Stored records
>> start
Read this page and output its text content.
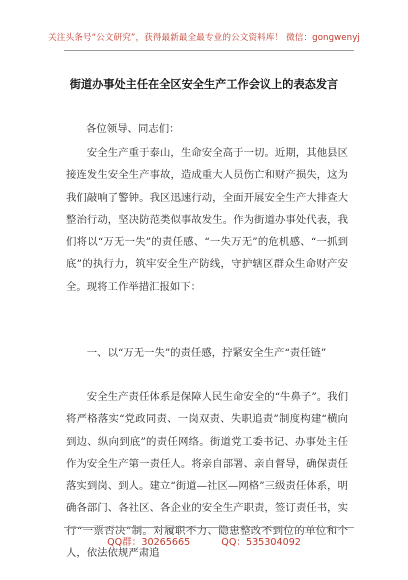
关注头条号“公文研究”，获得最新最全最专业的公文资料库！ 微信：gongwenyj
街道办事处主任在全区安全生产工作会议上的表态发言
各位领导、同志们：

安全生产重于泰山，生命安全高于一切。近期，其他县区接连发生安全生产事故，造成重大人员伤亡和财产损失，这为我们敲响了警钟。我区迅速行动，全面开展安全生产大排查大整治行动，坚决防范类似事故发生。作为街道办事处代表，我们将以“万无一失”的责任感、“一失万无”的危机感、“一抓到底”的执行力，筑牢安全生产防线，守护辖区群众生命财产安全。现将工作举措汇报如下：

一、以“万无一失”的责任感，拧紧安全生产“责任链”

安全生产责任体系是保障人民生命安全的“牛鼻子”。我们将严格落实“党政同责、一岗双责、失职追责”制度构建“横向到边、纵向到底”的责任网络。街道党工委书记、办事处主任作为安全生产第一责任人。将亲自部署、亲自督导，确保责任落实到岗、到人。建立“街道—社区—网格”三级责任体系，明确各部门、各社区、各企业的安全生产职责，签订责任书，实行“一票否决”制。对履职不力、隐患整改不到位的单位和个人，依法依规严肃追

QQ群：30265665	QQ：535304092
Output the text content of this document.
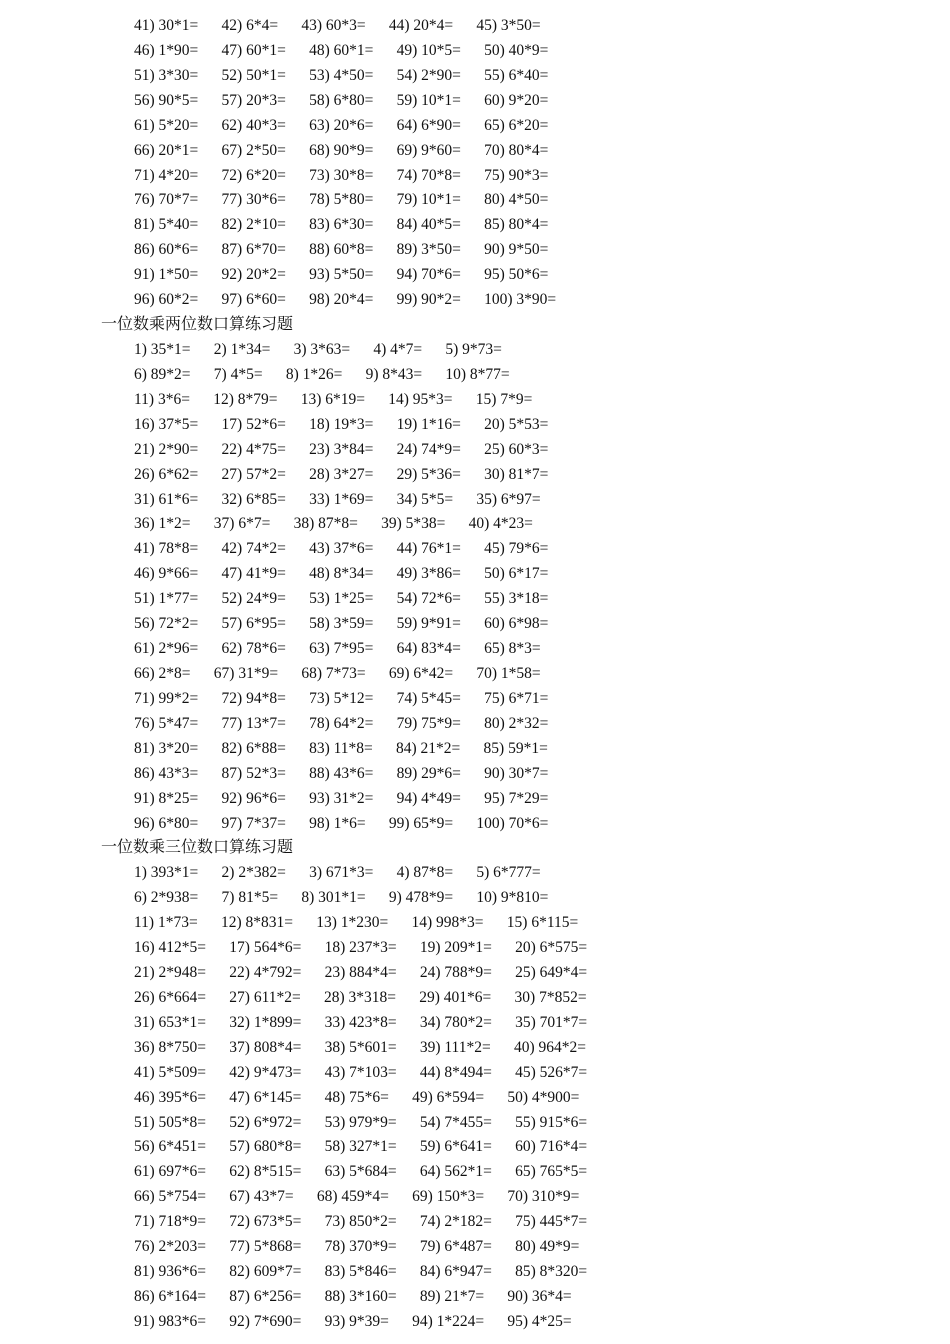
41) 30*1= 42) 6*4= 43) 60*3= 44) 20*4= 45) 3*50=
46) 1*90= 47) 60*1= 48) 60*1= 49) 10*5= 50) 40*9=
51) 3*30= 52) 50*1= 53) 4*50= 54) 2*90= 55) 6*40=
56) 90*5= 57) 20*3= 58) 6*80= 59) 10*1= 60) 9*20=
61) 5*20= 62) 40*3= 63) 20*6= 64) 6*90= 65) 6*20=
66) 20*1= 67) 2*50= 68) 90*9= 69) 9*60= 70) 80*4=
71) 4*20= 72) 6*20= 73) 30*8= 74) 70*8= 75) 90*3=
76) 70*7= 77) 30*6= 78) 5*80= 79) 10*1= 80) 4*50=
81) 5*40= 82) 2*10= 83) 6*30= 84) 40*5= 85) 80*4=
86) 60*6= 87) 6*70= 88) 60*8= 89) 3*50= 90) 9*50=
91) 1*50= 92) 20*2= 93) 5*50= 94) 70*6= 95) 50*6=
96) 60*2= 97) 6*60= 98) 20*4= 99) 90*2= 100) 3*90=
一位数乘两位数口算练习题
1) 35*1= 2) 1*34= 3) 3*63= 4) 4*7= 5) 9*73=
6) 89*2= 7) 4*5= 8) 1*26= 9) 8*43= 10) 8*77=
11) 3*6= 12) 8*79= 13) 6*19= 14) 95*3= 15) 7*9=
16) 37*5= 17) 52*6= 18) 19*3= 19) 1*16= 20) 5*53=
21) 2*90= 22) 4*75= 23) 3*84= 24) 74*9= 25) 60*3=
26) 6*62= 27) 57*2= 28) 3*27= 29) 5*36= 30) 81*7=
31) 61*6= 32) 6*85= 33) 1*69= 34) 5*5= 35) 6*97=
36) 1*2= 37) 6*7= 38) 87*8= 39) 5*38= 40) 4*23=
41) 78*8= 42) 74*2= 43) 37*6= 44) 76*1= 45) 79*6=
46) 9*66= 47) 41*9= 48) 8*34= 49) 3*86= 50) 6*17=
51) 1*77= 52) 24*9= 53) 1*25= 54) 72*6= 55) 3*18=
56) 72*2= 57) 6*95= 58) 3*59= 59) 9*91= 60) 6*98=
61) 2*96= 62) 78*6= 63) 7*95= 64) 83*4= 65) 8*3=
66) 2*8= 67) 31*9= 68) 7*73= 69) 6*42= 70) 1*58=
71) 99*2= 72) 94*8= 73) 5*12= 74) 5*45= 75) 6*71=
76) 5*47= 77) 13*7= 78) 64*2= 79) 75*9= 80) 2*32=
81) 3*20= 82) 6*88= 83) 11*8= 84) 21*2= 85) 59*1=
86) 43*3= 87) 52*3= 88) 43*6= 89) 29*6= 90) 30*7=
91) 8*25= 92) 96*6= 93) 31*2= 94) 4*49= 95) 7*29=
96) 6*80= 97) 7*37= 98) 1*6= 99) 65*9= 100) 70*6=
一位数乘三位数口算练习题
1) 393*1= 2) 2*382= 3) 671*3= 4) 87*8= 5) 6*777=
6) 2*938= 7) 81*5= 8) 301*1= 9) 478*9= 10) 9*810=
11) 1*73= 12) 8*831= 13) 1*230= 14) 998*3= 15) 6*115=
16) 412*5= 17) 564*6= 18) 237*3= 19) 209*1= 20) 6*575=
21) 2*948= 22) 4*792= 23) 884*4= 24) 788*9= 25) 649*4=
26) 6*664= 27) 611*2= 28) 3*318= 29) 401*6= 30) 7*852=
31) 653*1= 32) 1*899= 33) 423*8= 34) 780*2= 35) 701*7=
36) 8*750= 37) 808*4= 38) 5*601= 39) 111*2= 40) 964*2=
41) 5*509= 42) 9*473= 43) 7*103= 44) 8*494= 45) 526*7=
46) 395*6= 47) 6*145= 48) 75*6= 49) 6*594= 50) 4*900=
51) 505*8= 52) 6*972= 53) 979*9= 54) 7*455= 55) 915*6=
56) 6*451= 57) 680*8= 58) 327*1= 59) 6*641= 60) 716*4=
61) 697*6= 62) 8*515= 63) 5*684= 64) 562*1= 65) 765*5=
66) 5*754= 67) 43*7= 68) 459*4= 69) 150*3= 70) 310*9=
71) 718*9= 72) 673*5= 73) 850*2= 74) 2*182= 75) 445*7=
76) 2*203= 77) 5*868= 78) 370*9= 79) 6*487= 80) 49*9=
81) 936*6= 82) 609*7= 83) 5*846= 84) 6*947= 85) 8*320=
86) 6*164= 87) 6*256= 88) 3*160= 89) 21*7= 90) 36*4=
91) 983*6= 92) 7*690= 93) 9*39= 94) 1*224= 95) 4*25=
>> end
Goal
All of the data needs repeating exactly, but the pictures do not.

Answer to the exercise
Read this page and output its text content.
关注头条号“公文研究”，获得最新最全最专业的公文资料库！ 微信：gongwenyj
街道办事处主任在全区安全生产工作会议上的表态发言
各位领导、同志们：

安全生产重于泰山，生命安全高于一切。近期，其他县区接连发生安全生产事故，造成重大人员伤亡和财产损失，这为我们敲响了警钟。我区迅速行动，全面开展安全生产大排查大整治行动，坚决防范类似事故发生。作为街道办事处代表，我们将以“万无一失”的责任感、“一失万无”的危机感、“一抓到底”的执行力，筑牢安全生产防线，守护辖区群众生命财产安全。现将工作举措汇报如下：

一、以“万无一失”的责任感，拧紧安全生产“责任链”

安全生产责任体系是保障人民生命安全的“牛鼻子”。我们将严格落实“党政同责、一岗双责、失职追责”制度构建“横向到边、纵向到底”的责任网络。街道党工委书记、办事处主任作为安全生产第一责任人。将亲自部署、亲自督导，确保责任落实到岗、到人。建立“街道—社区—网格”三级责任体系，明确各部门、各社区、各企业的安全生产职责，签订责任书，实行“一票否决”制。对履职不力、隐患整改不到位的单位和个人，依法依规严肃追

QQ群：30265665	QQ：535304092
Output the text content of this document.
41) 30*1= 42) 6*4= 43) 60*3= 44) 20*4= 45) 3*50=
46) 1*90= 47) 60*1= 48) 60*1= 49) 10*5= 50) 40*9=
51) 3*30= 52) 50*1= 53) 4*50= 54) 2*90= 55) 6*40=
56) 90*5= 57) 20*3= 58) 6*80= 59) 10*1= 60) 9*20=
61) 5*20= 62) 40*3= 63) 20*6= 64) 6*90= 65) 6*20=
66) 20*1= 67) 2*50= 68) 90*9= 69) 9*60= 70) 80*4=
71) 4*20= 72) 6*20= 73) 30*8= 74) 70*8= 75) 90*3=
76) 70*7= 77) 30*6= 78) 5*80= 79) 10*1= 80) 4*50=
81) 5*40= 82) 2*10= 83) 6*30= 84) 40*5= 85) 80*4=
86) 60*6= 87) 6*70= 88) 60*8= 89) 3*50= 90) 9*50=
91) 1*50= 92) 20*2= 93) 5*50= 94) 70*6= 95) 50*6=
96) 60*2= 97) 6*60= 98) 20*4= 99) 90*2= 100) 3*90=
一位数乘两位数口算练习题
1) 35*1= 2) 1*34= 3) 3*63= 4) 4*7= 5) 9*73=
6) 89*2= 7) 4*5= 8) 1*26= 9) 8*43= 10) 8*77=
11) 3*6= 12) 8*79= 13) 6*19= 14) 95*3= 15) 7*9=
16) 37*5= 17) 52*6= 18) 19*3= 19) 1*16= 20) 5*53=
21) 2*90= 22) 4*75= 23) 3*84= 24) 74*9= 25) 60*3=
26) 6*62= 27) 57*2= 28) 3*27= 29) 5*36= 30) 81*7=
31) 61*6= 32) 6*85= 33) 1*69= 34) 5*5= 35) 6*97=
36) 1*2= 37) 6*7= 38) 87*8= 39) 5*38= 40) 4*23=
41) 78*8= 42) 74*2= 43) 37*6= 44) 76*1= 45) 79*6=
46) 9*66= 47) 41*9= 48) 8*34= 49) 3*86= 50) 6*17=
51) 1*77= 52) 24*9= 53) 1*25= 54) 72*6= 55) 3*18=
56) 72*2= 57) 6*95= 58) 3*59= 59) 9*91= 60) 6*98=
61) 2*96= 62) 78*6= 63) 7*95= 64) 83*4= 65) 8*3=
66) 2*8= 67) 31*9= 68) 7*73= 69) 6*42= 70) 1*58=
71) 99*2= 72) 94*8= 73) 5*12= 74) 5*45= 75) 6*71=
76) 5*47= 77) 13*7= 78) 64*2= 79) 75*9= 80) 2*32=
81) 3*20= 82) 6*88= 83) 11*8= 84) 21*2= 85) 59*1=
86) 43*3= 87) 52*3= 88) 43*6= 89) 29*6= 90) 30*7=
91) 8*25= 92) 96*6= 93) 31*2= 94) 4*49= 95) 7*29=
96) 6*80= 97) 7*37= 98) 1*6= 99) 65*9= 100) 70*6=
一位数乘三位数口算练习题
1) 393*1= 2) 2*382= 3) 671*3= 4) 87*8= 5) 6*777=
6) 2*938= 7) 81*5= 8) 301*1= 9) 478*9= 10) 9*810=
11) 1*73= 12) 8*831= 13) 1*230= 14) 998*3= 15) 6*115=
16) 412*5= 17) 564*6= 18) 237*3= 19) 209*1= 20) 6*575=
21) 2*948= 22) 4*792= 23) 884*4= 24) 788*9= 25) 649*4=
26) 6*664= 27) 611*2= 28) 3*318= 29) 401*6= 30) 7*852=
31) 653*1= 32) 1*899= 33) 423*8= 34) 780*2= 35) 701*7=
36) 8*750= 37) 808*4= 38) 5*601= 39) 111*2= 40) 964*2=
41) 5*509= 42) 9*473= 43) 7*103= 44) 8*494= 45) 526*7=
46) 395*6= 47) 6*145= 48) 75*6= 49) 6*594= 50) 4*900=
51) 505*8= 52) 6*972= 53) 979*9= 54) 7*455= 55) 915*6=
56) 6*451= 57) 680*8= 58) 327*1= 59) 6*641= 60) 716*4=
61) 697*6= 62) 8*515= 63) 5*684= 64) 562*1= 65) 765*5=
66) 5*754= 67) 43*7= 68) 459*4= 69) 150*3= 70) 310*9=
71) 718*9= 72) 673*5= 73) 850*2= 74) 2*182= 75) 445*7=
76) 2*203= 77) 5*868= 78) 370*9= 79) 6*487= 80) 49*9=
81) 936*6= 82) 609*7= 83) 5*846= 84) 6*947= 85) 8*320=
86) 6*164= 87) 6*256= 88) 3*160= 89) 21*7= 90) 36*4=
91) 983*6= 92) 7*690= 93) 9*39= 94) 1*224= 95) 4*25=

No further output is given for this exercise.